## Aim of the task
Return every line below in which "ฎกพร" appears.
* start *
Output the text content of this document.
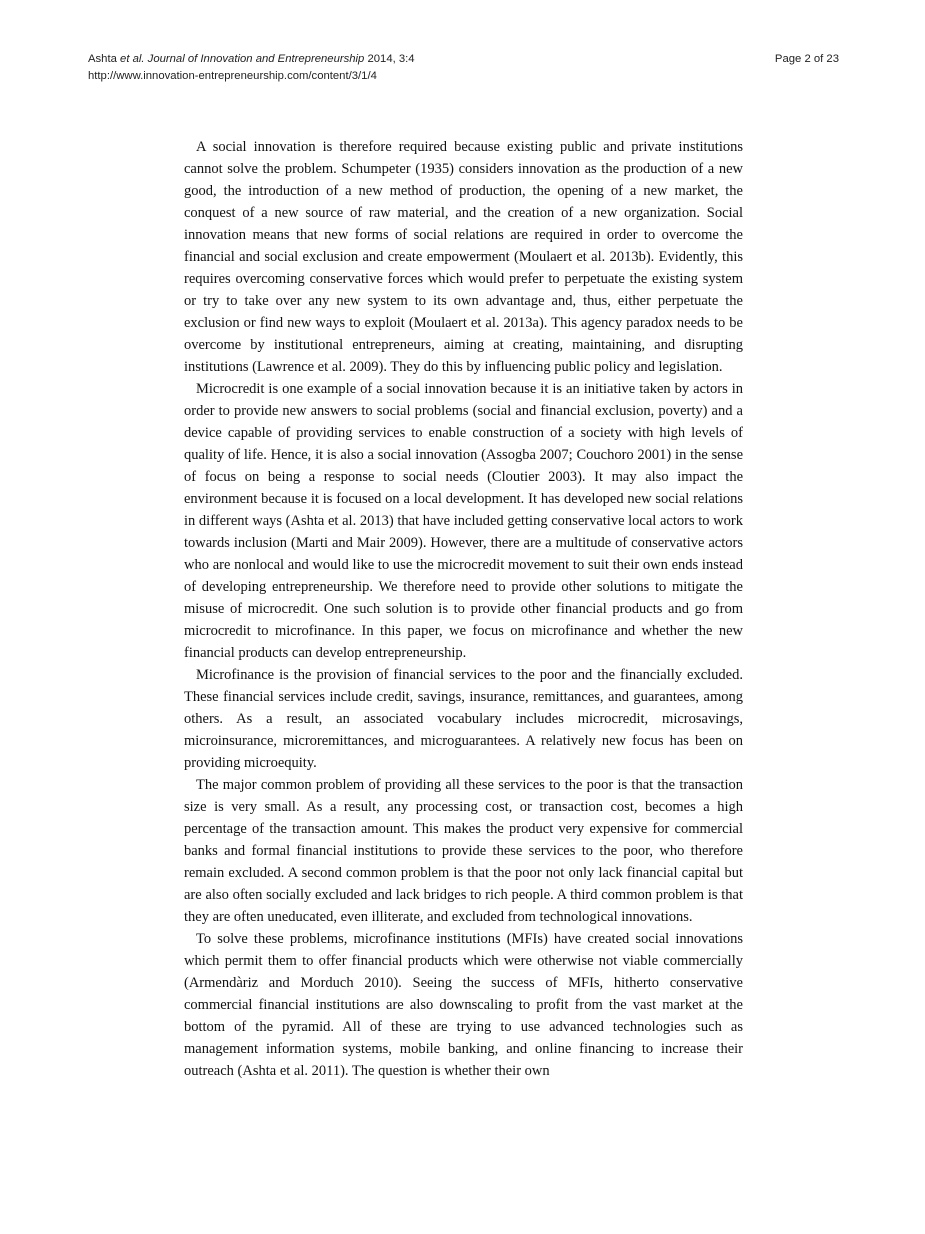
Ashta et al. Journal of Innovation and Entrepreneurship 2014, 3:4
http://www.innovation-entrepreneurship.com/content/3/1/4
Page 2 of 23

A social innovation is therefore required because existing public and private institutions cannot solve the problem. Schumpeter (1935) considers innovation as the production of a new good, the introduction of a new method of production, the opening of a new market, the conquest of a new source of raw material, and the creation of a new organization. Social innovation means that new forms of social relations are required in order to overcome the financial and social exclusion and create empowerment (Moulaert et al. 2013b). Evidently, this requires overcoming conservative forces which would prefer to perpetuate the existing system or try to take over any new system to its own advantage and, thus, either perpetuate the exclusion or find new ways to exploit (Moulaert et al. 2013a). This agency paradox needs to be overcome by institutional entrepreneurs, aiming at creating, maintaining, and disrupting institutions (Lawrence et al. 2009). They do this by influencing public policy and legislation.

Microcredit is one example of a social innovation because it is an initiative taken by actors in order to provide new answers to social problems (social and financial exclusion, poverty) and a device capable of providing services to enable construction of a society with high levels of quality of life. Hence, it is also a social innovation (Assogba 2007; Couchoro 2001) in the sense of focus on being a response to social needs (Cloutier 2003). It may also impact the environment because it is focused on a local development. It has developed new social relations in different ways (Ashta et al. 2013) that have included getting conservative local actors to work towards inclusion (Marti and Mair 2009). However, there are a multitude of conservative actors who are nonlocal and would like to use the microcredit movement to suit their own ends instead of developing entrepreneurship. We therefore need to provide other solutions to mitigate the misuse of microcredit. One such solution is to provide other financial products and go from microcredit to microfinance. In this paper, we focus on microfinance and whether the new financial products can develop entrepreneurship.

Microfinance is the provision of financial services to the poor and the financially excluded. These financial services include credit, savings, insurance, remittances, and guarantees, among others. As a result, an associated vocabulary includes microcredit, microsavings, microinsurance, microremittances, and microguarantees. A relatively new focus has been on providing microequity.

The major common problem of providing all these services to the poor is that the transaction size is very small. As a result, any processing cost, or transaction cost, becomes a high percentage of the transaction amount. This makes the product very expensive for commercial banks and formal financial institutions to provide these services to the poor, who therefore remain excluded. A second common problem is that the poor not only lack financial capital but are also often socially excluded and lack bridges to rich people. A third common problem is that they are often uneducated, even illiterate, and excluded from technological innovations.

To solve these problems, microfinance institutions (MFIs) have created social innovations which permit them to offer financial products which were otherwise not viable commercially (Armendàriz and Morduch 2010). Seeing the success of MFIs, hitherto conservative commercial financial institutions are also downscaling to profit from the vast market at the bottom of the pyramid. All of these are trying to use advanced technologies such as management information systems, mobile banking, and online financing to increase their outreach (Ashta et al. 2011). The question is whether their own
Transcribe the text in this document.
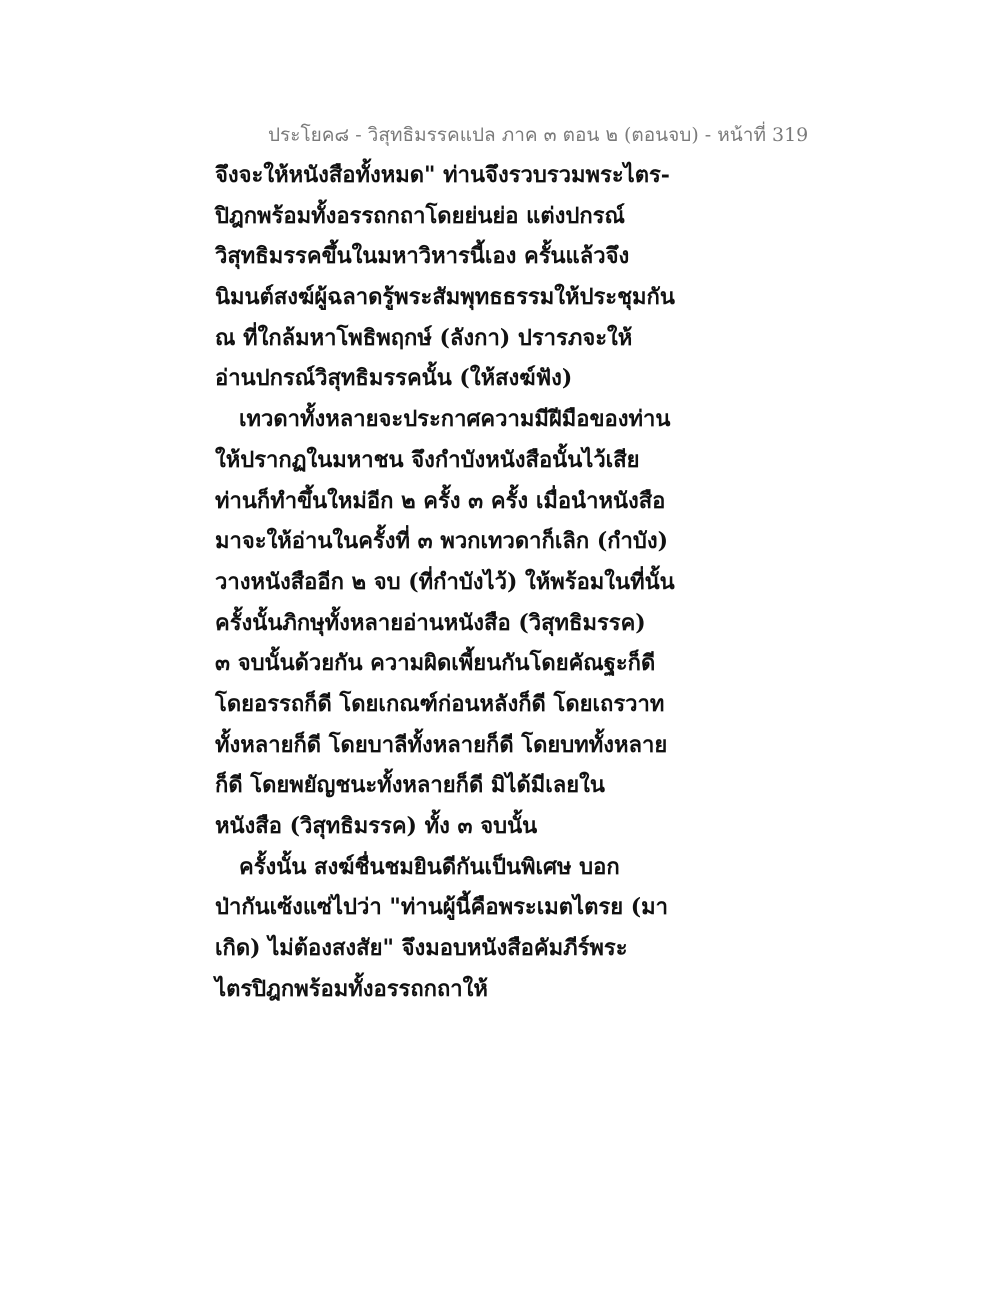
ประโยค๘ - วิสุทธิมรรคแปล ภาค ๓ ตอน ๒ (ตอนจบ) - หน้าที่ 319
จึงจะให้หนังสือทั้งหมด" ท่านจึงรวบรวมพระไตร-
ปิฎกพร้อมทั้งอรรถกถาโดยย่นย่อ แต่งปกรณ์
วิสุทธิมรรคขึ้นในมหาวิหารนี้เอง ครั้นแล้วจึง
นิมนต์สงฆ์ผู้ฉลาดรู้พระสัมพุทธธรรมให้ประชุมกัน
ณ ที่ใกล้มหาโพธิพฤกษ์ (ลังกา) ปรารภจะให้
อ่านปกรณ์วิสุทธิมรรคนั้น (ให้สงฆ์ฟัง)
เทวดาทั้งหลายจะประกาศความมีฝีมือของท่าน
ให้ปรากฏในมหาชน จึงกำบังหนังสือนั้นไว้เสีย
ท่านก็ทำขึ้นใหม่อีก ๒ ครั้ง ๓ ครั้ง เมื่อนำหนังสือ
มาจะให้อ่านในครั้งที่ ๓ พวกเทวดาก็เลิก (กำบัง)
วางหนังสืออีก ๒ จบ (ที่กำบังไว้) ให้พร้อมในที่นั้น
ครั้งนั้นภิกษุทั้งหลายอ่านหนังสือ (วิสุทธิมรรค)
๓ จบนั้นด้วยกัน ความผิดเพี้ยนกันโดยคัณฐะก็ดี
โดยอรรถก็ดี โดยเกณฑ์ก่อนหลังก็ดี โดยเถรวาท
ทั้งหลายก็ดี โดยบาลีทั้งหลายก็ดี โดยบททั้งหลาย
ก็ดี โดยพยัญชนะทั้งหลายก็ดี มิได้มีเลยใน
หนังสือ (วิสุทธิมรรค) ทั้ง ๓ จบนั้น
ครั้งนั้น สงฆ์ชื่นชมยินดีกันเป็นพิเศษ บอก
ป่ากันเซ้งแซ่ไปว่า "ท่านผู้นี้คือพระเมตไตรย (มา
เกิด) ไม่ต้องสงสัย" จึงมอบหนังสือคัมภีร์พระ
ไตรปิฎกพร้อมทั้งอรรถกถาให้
* end *
## Solution to the exercise
ปิฎกพร้อมทั้งอรรถกถาโดยย่นย่อ แต่งปกรณ์
ไตรปิฎกพร้อมทั้งอรรถกถาให้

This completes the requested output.